--- PROBLEM TO SOLVE ---
Print out every record exactly as it appears.

--- RECORDS TO PROCESS ---
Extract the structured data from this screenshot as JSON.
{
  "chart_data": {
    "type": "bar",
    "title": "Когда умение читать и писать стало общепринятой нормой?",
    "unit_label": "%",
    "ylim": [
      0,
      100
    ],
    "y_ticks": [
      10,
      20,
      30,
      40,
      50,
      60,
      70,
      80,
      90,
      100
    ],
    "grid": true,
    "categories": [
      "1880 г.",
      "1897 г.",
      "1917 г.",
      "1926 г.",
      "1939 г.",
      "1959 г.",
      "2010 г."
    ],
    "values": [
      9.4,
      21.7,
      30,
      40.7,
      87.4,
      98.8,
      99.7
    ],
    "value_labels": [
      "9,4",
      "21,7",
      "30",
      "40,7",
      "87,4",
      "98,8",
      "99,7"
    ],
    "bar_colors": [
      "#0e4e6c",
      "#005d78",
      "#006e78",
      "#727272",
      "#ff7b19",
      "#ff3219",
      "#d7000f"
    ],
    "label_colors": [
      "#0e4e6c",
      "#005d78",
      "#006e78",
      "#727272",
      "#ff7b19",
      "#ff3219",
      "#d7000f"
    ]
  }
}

--- WRITTEN SOLUTION ---
Extract the structured data from this screenshot as JSON.
{
  "chart_data": {
    "type": "bar",
    "title": "Когда умение читать и писать стало общепринятой нормой?",
    "unit_label": "%",
    "ylim": [
      0,
      100
    ],
    "y_ticks": [
      10,
      20,
      30,
      40,
      50,
      60,
      70,
      80,
      90,
      100
    ],
    "grid": true,
    "categories": [
      "1880 г.",
      "1897 г.",
      "1917 г.",
      "1926 г.",
      "1939 г.",
      "1959 г.",
      "2010 г."
    ],
    "values": [
      9.4,
      21.7,
      30,
      40.7,
      87.4,
      98.8,
      99.7
    ],
    "value_labels": [
      "9,4",
      "21,7",
      "30",
      "40,7",
      "87,4",
      "98,8",
      "99,7"
    ],
    "bar_colors": [
      "#0e4e6c",
      "#005d78",
      "#006e78",
      "#727272",
      "#ff7b19",
      "#ff3219",
      "#d7000f"
    ],
    "label_colors": [
      "#0e4e6c",
      "#005d78",
      "#006e78",
      "#727272",
      "#ff7b19",
      "#ff3219",
      "#d7000f"
    ]
  }
}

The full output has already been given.